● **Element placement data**
■ ■ ■ ■ ■ ■ ■

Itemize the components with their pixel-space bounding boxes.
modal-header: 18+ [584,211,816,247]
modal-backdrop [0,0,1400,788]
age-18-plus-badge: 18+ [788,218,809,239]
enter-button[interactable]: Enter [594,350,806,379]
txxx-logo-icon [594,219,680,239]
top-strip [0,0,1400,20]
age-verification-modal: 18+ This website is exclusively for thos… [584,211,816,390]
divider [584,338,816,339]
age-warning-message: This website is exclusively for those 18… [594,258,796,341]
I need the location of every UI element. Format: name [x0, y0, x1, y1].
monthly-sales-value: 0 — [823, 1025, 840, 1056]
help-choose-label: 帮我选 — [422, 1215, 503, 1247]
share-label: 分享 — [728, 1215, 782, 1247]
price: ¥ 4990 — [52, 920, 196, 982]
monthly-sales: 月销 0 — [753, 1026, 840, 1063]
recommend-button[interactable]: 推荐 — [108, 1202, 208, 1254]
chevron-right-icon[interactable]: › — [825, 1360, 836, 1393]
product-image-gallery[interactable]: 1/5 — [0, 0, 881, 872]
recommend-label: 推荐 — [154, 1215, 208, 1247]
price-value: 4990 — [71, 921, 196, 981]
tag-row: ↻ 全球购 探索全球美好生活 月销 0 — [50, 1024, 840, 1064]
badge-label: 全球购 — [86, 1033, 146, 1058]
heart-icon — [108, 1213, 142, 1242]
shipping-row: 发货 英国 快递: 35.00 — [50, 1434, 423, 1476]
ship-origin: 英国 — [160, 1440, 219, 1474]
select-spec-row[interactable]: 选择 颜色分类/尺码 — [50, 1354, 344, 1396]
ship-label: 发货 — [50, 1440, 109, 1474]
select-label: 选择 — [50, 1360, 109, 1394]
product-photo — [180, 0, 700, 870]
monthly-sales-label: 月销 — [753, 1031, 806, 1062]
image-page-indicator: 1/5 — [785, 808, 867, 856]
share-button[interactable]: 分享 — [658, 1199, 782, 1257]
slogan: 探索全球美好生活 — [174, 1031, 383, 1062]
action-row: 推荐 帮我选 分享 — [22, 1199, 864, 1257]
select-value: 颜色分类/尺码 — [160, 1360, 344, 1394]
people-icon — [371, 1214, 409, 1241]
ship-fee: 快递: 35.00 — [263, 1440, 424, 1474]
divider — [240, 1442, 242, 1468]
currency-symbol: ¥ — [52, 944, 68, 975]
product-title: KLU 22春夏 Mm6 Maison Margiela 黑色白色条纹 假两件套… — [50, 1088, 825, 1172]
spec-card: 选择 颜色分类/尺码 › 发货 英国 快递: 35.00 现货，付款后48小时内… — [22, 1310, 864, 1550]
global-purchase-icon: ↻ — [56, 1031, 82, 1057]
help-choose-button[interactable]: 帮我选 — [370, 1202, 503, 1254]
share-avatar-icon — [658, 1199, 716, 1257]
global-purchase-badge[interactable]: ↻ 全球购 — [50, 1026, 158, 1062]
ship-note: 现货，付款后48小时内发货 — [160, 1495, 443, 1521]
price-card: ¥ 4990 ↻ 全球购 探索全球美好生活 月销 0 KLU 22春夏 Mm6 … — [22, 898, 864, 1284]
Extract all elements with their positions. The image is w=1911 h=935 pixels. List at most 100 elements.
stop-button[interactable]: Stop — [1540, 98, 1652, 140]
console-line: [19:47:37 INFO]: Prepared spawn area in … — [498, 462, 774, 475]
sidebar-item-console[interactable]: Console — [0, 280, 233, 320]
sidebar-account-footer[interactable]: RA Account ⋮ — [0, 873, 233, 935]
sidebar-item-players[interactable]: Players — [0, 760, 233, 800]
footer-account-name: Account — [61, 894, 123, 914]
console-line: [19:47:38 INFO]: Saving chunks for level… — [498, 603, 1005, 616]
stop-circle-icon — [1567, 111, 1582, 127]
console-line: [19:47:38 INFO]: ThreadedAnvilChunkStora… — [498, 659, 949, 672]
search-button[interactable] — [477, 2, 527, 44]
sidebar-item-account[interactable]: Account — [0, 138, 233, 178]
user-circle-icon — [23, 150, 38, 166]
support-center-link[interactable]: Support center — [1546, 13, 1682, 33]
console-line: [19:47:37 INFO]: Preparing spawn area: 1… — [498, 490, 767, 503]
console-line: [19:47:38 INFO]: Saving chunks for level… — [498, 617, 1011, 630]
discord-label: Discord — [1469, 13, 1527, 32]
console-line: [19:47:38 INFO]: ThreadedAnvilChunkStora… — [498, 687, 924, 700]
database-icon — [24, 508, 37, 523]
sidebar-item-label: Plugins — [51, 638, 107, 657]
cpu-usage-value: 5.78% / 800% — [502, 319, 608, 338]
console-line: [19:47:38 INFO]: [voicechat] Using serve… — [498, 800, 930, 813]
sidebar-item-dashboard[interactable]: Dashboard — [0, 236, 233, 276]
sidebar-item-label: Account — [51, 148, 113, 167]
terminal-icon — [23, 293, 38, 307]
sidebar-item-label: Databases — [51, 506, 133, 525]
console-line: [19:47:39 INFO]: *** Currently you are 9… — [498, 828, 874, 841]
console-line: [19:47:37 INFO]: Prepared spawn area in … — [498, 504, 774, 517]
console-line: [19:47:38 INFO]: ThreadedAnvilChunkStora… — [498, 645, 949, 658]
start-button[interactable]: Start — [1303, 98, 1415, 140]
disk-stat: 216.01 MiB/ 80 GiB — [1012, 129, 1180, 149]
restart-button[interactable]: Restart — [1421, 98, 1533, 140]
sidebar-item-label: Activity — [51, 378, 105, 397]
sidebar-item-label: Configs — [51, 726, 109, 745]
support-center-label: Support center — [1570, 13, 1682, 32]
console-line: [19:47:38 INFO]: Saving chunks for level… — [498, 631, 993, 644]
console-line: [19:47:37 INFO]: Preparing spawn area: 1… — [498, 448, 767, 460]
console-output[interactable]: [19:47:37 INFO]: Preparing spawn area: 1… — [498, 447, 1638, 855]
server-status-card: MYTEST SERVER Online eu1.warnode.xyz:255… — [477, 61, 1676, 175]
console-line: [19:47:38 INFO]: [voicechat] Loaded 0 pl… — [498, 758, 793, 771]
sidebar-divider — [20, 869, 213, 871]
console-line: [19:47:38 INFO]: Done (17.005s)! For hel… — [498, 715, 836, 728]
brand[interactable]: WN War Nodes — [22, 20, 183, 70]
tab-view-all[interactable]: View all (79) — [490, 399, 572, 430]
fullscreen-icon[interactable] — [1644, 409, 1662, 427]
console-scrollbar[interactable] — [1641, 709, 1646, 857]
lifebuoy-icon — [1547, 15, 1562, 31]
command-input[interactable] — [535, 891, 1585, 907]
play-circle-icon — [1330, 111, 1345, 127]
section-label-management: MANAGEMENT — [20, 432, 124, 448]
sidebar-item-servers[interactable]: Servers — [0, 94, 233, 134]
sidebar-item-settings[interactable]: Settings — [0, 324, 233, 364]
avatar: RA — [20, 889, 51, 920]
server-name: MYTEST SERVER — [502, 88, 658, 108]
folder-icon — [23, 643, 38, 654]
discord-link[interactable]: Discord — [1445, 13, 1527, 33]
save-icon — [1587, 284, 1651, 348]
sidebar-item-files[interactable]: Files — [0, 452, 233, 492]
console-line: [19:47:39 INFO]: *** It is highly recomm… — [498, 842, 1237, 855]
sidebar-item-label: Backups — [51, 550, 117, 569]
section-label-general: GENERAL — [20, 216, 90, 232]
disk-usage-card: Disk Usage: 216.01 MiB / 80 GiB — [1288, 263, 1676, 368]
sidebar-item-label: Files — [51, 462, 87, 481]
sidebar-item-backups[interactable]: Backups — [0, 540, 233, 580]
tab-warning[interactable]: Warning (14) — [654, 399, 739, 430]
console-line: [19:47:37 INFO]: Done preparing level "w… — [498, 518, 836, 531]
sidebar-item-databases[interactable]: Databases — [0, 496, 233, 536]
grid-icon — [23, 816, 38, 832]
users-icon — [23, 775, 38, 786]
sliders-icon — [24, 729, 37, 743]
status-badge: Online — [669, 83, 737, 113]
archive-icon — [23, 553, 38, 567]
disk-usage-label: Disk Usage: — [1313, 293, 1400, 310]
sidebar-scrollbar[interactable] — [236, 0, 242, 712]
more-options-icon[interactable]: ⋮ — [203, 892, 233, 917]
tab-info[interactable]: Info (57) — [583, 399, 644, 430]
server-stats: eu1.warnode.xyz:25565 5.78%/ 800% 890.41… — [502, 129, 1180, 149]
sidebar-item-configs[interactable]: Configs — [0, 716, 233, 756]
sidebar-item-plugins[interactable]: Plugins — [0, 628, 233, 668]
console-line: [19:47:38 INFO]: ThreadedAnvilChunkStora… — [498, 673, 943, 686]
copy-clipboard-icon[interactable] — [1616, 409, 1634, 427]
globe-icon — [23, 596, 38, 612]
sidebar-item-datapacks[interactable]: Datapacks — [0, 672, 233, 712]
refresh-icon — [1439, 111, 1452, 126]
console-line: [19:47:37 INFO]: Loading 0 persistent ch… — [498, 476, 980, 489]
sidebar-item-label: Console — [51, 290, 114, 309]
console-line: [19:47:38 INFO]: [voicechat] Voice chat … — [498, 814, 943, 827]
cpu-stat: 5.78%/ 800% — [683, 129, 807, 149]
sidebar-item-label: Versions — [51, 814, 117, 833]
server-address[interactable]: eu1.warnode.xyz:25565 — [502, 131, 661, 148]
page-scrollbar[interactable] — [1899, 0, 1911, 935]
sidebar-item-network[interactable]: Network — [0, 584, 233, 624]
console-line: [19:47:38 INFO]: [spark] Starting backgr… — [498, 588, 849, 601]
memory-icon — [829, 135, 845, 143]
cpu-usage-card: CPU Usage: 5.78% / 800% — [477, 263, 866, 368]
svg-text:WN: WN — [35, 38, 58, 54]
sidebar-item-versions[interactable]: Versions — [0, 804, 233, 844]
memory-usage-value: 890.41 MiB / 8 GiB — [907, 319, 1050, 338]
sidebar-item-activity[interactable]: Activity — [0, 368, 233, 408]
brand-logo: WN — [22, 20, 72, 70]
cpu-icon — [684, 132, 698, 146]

■ ■ ■ ■ ■ ■ ■

● **Request**
Write out, word for word, the entries from the very first line down to and including the line that contains "divider [584,338,816,339]".

● **Written answer**
Itemize the components with their pixel-space bounding boxes.
modal-header: 18+ [584,211,816,247]
modal-backdrop [0,0,1400,788]
age-18-plus-badge: 18+ [788,218,809,239]
enter-button[interactable]: Enter [594,350,806,379]
txxx-logo-icon [594,219,680,239]
top-strip [0,0,1400,20]
age-verification-modal: 18+ This website is exclusively for thos… [584,211,816,390]
divider [584,338,816,339]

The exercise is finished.